START Provided passage

The dialect used as the standard form of Madurese is the Sumenep dialect, because in the past Sumenep was the center of the Madurese kingdom and culture. The other dialects are rural dialects that gradually blended with the mobilization of Madurese society. Meanwhile, in the eastern salient of Java, these dialects often mix with Javanese language, and this dialect itself is called the Pendalungan dialect. The Pendalungan Madurese people outside Situbondo, Bondowoso, and the eastern part of Probolinggo, generally master the Javanese language, in addition to the Madurese language.

For example, in the case of the pronoun 'you':
- The word bâ'en 'you' is commonly used in Bangkalan. However, the word bâ'na is used in Sumenep and Bawean.
- The word kakè 'you' is commonly used in eastern part of Bangkalan and Sampang.

END Provided passage
START Given entries

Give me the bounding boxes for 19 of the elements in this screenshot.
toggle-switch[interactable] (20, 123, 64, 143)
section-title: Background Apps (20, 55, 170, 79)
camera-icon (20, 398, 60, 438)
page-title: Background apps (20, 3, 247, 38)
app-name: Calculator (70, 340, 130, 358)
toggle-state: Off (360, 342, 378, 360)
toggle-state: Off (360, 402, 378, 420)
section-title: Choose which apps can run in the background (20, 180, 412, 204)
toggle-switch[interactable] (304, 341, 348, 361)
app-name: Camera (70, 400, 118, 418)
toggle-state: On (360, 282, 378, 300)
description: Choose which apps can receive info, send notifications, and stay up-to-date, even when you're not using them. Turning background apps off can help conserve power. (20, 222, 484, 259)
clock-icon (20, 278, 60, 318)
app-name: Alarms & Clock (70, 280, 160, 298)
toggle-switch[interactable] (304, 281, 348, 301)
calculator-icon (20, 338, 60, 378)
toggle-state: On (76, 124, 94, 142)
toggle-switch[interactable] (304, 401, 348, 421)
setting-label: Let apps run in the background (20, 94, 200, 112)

END Given entries

● **To do**:
**A.** In the passage on Madurese dialects, duplicate the part that opens with the words "The dialect used" and closes with "Sumenep and Bawean.".
**B.** According to the passage on Madurese dialects, which dialect serves as the standard form of Madurese?
**C.** Can you pick up the passage on Madurese dialects after its final sentence and keep it going?

● **Written responses**:
**A.**
The dialect used as the standard form of Madurese is the Sumenep dialect, because in the past Sumenep was the center of the Madurese kingdom and culture. The other dialects are rural dialects that gradually blended with the mobilization of Madurese society. Meanwhile, in the eastern salient of Java, these dialects often mix with Javanese language, and this dialect itself is called the Pendalungan dialect. The Pendalungan Madurese people outside Situbondo, Bondowoso, and the eastern part of Probolinggo, generally master the Javanese language, in addition to the Madurese language.

For example, in the case of the pronoun 'you':
- The word bâ'en 'you' is commonly used in Bangkalan. However, the word bâ'na is used in Sumenep and Bawean.

**B.** The Sumenep dialect.

**C.**
- The words hèdâ and sèdâ 'you' are used in rural areas of Bangkalan.

==Sample text==
From Article 1 of the 1948 Universal Declaration of Human Rights.

- Latin
  Sâdhâjâna orèng lahèr mardhika èsarengè dhrâjhât klabân ha'-ha' sè padâ. Sâdhâjâna èparèngè akal sareng nurani bân kodhu areng-sareng akanca kadhi tarètan.

- Aksara Pèghu

- Translation
  "All Human Beings are born free and equal in dignity and rights, they are endowed with reason and conscience and should act towards one another in a spirit of brotherhood."